# Work to do:
Copy the records below exactly as they appear.

# Dataset rows:
☆ ☆ ☆ ☆ ☆

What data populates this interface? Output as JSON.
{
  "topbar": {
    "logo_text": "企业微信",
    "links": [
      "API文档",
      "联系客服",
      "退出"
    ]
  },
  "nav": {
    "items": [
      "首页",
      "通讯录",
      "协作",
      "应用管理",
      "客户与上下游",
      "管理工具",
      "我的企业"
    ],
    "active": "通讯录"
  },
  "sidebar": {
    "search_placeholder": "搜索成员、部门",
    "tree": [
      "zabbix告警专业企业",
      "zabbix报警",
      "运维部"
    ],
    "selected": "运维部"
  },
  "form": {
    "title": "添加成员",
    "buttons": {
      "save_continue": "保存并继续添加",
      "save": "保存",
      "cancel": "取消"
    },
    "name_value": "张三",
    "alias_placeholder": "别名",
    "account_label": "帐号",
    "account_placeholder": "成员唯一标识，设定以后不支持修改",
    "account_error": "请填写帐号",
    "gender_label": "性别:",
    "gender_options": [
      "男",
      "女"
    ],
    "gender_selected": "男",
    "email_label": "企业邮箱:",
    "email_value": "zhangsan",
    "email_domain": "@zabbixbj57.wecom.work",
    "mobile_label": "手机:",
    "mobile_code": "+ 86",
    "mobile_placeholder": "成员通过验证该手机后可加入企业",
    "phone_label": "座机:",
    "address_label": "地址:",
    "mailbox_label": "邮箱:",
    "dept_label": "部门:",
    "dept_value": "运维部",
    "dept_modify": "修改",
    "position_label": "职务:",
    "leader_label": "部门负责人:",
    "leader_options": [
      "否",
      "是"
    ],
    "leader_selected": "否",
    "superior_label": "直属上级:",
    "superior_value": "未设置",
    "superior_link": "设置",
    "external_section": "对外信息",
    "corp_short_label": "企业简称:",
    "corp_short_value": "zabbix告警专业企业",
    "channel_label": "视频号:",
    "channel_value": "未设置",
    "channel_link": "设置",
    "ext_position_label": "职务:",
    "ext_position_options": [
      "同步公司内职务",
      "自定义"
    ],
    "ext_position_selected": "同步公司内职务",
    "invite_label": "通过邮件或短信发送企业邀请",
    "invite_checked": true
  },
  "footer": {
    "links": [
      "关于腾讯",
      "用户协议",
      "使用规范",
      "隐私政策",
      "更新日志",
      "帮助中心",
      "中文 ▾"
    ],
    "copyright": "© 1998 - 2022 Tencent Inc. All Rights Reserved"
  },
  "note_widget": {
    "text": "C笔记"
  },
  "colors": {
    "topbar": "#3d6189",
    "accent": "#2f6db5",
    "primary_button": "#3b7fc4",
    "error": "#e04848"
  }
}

☆ ☆ ☆ ☆ ☆

# Right answer:
What data populates this interface? Output as JSON.
{
  "topbar": {
    "logo_text": "企业微信",
    "links": [
      "API文档",
      "联系客服",
      "退出"
    ]
  },
  "nav": {
    "items": [
      "首页",
      "通讯录",
      "协作",
      "应用管理",
      "客户与上下游",
      "管理工具",
      "我的企业"
    ],
    "active": "通讯录"
  },
  "sidebar": {
    "search_placeholder": "搜索成员、部门",
    "tree": [
      "zabbix告警专业企业",
      "zabbix报警",
      "运维部"
    ],
    "selected": "运维部"
  },
  "form": {
    "title": "添加成员",
    "buttons": {
      "save_continue": "保存并继续添加",
      "save": "保存",
      "cancel": "取消"
    },
    "name_value": "张三",
    "alias_placeholder": "别名",
    "account_label": "帐号",
    "account_placeholder": "成员唯一标识，设定以后不支持修改",
    "account_error": "请填写帐号",
    "gender_label": "性别:",
    "gender_options": [
      "男",
      "女"
    ],
    "gender_selected": "男",
    "email_label": "企业邮箱:",
    "email_value": "zhangsan",
    "email_domain": "@zabbixbj57.wecom.work",
    "mobile_label": "手机:",
    "mobile_code": "+ 86",
    "mobile_placeholder": "成员通过验证该手机后可加入企业",
    "phone_label": "座机:",
    "address_label": "地址:",
    "mailbox_label": "邮箱:",
    "dept_label": "部门:",
    "dept_value": "运维部",
    "dept_modify": "修改",
    "position_label": "职务:",
    "leader_label": "部门负责人:",
    "leader_options": [
      "否",
      "是"
    ],
    "leader_selected": "否",
    "superior_label": "直属上级:",
    "superior_value": "未设置",
    "superior_link": "设置",
    "external_section": "对外信息",
    "corp_short_label": "企业简称:",
    "corp_short_value": "zabbix告警专业企业",
    "channel_label": "视频号:",
    "channel_value": "未设置",
    "channel_link": "设置",
    "ext_position_label": "职务:",
    "ext_position_options": [
      "同步公司内职务",
      "自定义"
    ],
    "ext_position_selected": "同步公司内职务",
    "invite_label": "通过邮件或短信发送企业邀请",
    "invite_checked": true
  },
  "footer": {
    "links": [
      "关于腾讯",
      "用户协议",
      "使用规范",
      "隐私政策",
      "更新日志",
      "帮助中心",
      "中文 ▾"
    ],
    "copyright": "© 1998 - 2022 Tencent Inc. All Rights Reserved"
  },
  "note_widget": {
    "text": "C笔记"
  },
  "colors": {
    "topbar": "#3d6189",
    "accent": "#2f6db5",
    "primary_button": "#3b7fc4",
    "error": "#e04848"
  }
}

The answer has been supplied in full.